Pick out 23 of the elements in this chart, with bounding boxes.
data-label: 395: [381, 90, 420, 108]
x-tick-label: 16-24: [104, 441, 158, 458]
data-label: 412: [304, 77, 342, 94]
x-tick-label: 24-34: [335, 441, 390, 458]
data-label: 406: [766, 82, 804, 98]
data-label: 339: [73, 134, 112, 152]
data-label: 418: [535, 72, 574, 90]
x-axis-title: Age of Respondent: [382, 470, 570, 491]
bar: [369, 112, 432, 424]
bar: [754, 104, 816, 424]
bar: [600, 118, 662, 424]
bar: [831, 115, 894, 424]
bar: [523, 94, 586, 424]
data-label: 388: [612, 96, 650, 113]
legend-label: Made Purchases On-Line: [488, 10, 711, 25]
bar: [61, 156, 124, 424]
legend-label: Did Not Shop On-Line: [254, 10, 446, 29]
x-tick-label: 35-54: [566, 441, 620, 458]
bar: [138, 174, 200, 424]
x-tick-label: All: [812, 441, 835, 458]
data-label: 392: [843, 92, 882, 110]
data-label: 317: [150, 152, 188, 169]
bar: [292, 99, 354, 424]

Task prompt:
Please extract every line of the material above and reproduce each one unchanged.

Result for this exercise:
Pick out 23 of the elements in this chart, with bounding boxes.
data-label: 395: [381, 90, 420, 108]
x-tick-label: 16-24: [104, 441, 158, 458]
data-label: 412: [304, 77, 342, 94]
x-tick-label: 24-34: [335, 441, 390, 458]
data-label: 406: [766, 82, 804, 98]
data-label: 339: [73, 134, 112, 152]
data-label: 418: [535, 72, 574, 90]
x-axis-title: Age of Respondent: [382, 470, 570, 491]
bar: [369, 112, 432, 424]
bar: [754, 104, 816, 424]
bar: [600, 118, 662, 424]
bar: [831, 115, 894, 424]
bar: [523, 94, 586, 424]
data-label: 388: [612, 96, 650, 113]
legend-label: Made Purchases On-Line: [488, 10, 711, 25]
bar: [61, 156, 124, 424]
legend-label: Did Not Shop On-Line: [254, 10, 446, 29]
x-tick-label: 35-54: [566, 441, 620, 458]
bar: [138, 174, 200, 424]
x-tick-label: All: [812, 441, 835, 458]
data-label: 392: [843, 92, 882, 110]
data-label: 317: [150, 152, 188, 169]
bar: [292, 99, 354, 424]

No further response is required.